Aim of the exercise: Filter these entries so that only lines with the word "progression" remain.

********

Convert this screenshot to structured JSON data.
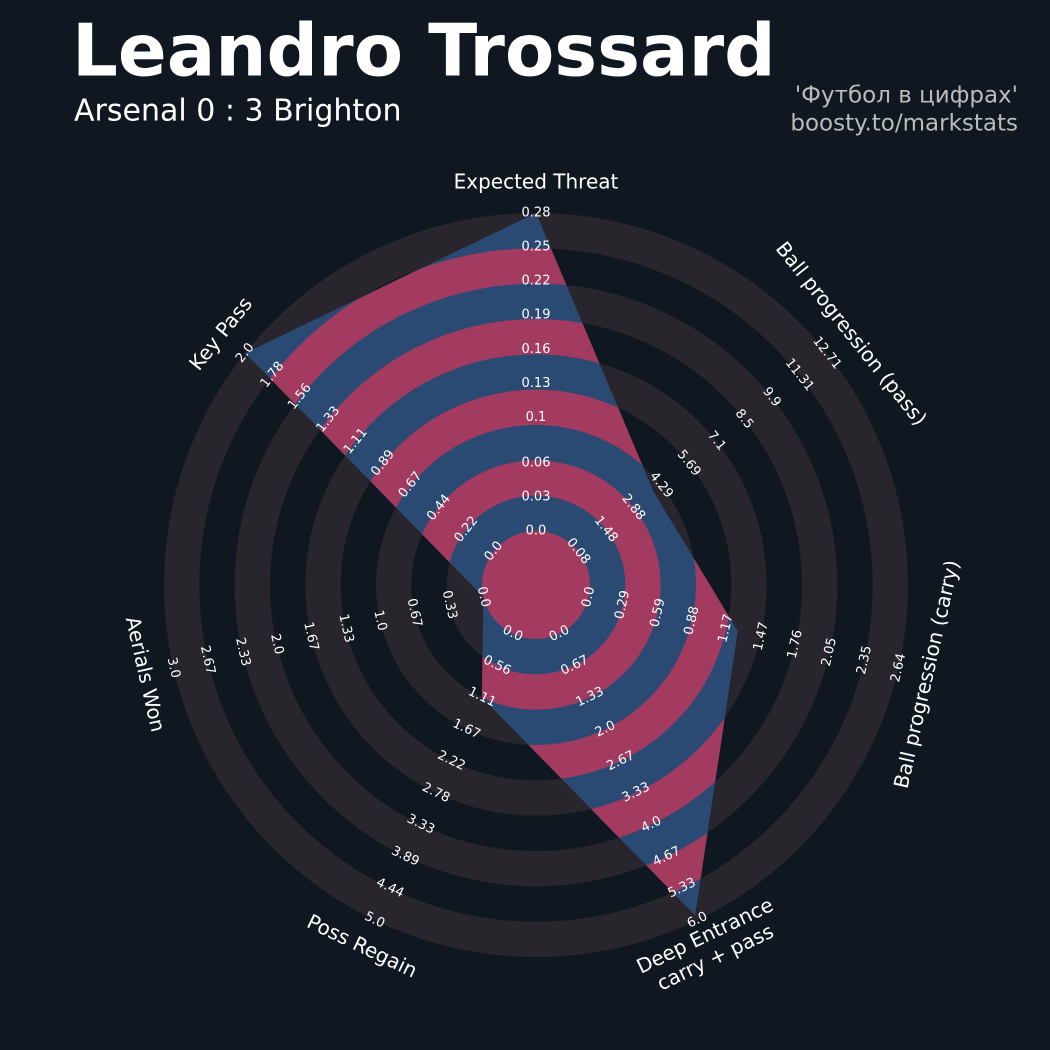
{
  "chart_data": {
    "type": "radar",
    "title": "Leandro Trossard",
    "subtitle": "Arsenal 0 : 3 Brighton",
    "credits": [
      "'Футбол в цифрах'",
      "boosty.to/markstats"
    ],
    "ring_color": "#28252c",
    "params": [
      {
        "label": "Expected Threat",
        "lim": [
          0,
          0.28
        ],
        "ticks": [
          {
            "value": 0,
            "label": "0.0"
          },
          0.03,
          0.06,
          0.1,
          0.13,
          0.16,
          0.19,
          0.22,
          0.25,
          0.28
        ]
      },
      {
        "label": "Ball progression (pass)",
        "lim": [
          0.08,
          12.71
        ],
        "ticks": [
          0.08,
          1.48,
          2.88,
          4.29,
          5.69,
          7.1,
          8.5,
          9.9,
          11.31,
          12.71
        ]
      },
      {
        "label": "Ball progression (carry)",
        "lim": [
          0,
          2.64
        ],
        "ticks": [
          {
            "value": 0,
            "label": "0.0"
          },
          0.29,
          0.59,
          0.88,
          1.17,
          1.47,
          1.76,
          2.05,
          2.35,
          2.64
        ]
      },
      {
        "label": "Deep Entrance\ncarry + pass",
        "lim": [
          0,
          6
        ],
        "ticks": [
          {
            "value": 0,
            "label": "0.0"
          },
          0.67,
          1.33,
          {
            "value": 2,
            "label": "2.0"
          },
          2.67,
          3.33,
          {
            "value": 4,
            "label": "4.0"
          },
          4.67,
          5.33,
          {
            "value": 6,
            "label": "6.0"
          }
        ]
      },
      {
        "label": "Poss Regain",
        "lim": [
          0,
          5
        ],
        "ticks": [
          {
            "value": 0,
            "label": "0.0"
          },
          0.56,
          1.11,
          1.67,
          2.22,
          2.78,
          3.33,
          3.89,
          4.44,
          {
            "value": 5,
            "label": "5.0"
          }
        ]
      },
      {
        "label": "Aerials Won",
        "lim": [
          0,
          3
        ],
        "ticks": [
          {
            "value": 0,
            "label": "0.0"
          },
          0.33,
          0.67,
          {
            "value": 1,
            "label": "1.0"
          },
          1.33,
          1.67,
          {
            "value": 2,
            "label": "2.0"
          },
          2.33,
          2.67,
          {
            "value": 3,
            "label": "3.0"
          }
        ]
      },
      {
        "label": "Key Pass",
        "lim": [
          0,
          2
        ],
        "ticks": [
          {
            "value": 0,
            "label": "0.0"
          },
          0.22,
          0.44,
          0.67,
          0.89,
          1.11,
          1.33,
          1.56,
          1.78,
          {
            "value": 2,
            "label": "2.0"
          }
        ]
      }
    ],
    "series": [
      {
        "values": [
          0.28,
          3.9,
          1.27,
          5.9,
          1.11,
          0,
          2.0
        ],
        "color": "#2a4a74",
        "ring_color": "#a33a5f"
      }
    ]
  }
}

********

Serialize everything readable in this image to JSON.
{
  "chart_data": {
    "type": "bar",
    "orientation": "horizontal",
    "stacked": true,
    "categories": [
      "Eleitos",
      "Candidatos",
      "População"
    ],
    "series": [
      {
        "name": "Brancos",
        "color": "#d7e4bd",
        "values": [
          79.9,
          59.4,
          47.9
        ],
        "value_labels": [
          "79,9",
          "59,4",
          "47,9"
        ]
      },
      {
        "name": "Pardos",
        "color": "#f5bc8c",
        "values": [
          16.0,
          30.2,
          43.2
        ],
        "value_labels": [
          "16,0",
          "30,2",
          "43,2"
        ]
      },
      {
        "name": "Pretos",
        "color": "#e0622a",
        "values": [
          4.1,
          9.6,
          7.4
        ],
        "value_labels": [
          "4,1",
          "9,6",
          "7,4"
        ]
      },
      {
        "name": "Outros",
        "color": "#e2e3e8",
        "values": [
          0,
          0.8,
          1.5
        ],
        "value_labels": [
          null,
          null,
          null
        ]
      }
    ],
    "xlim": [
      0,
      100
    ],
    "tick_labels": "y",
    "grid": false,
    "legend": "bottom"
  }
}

********

Correct output:
        "label": "Ball progression (pass)",
        "label": "Ball progression (carry)",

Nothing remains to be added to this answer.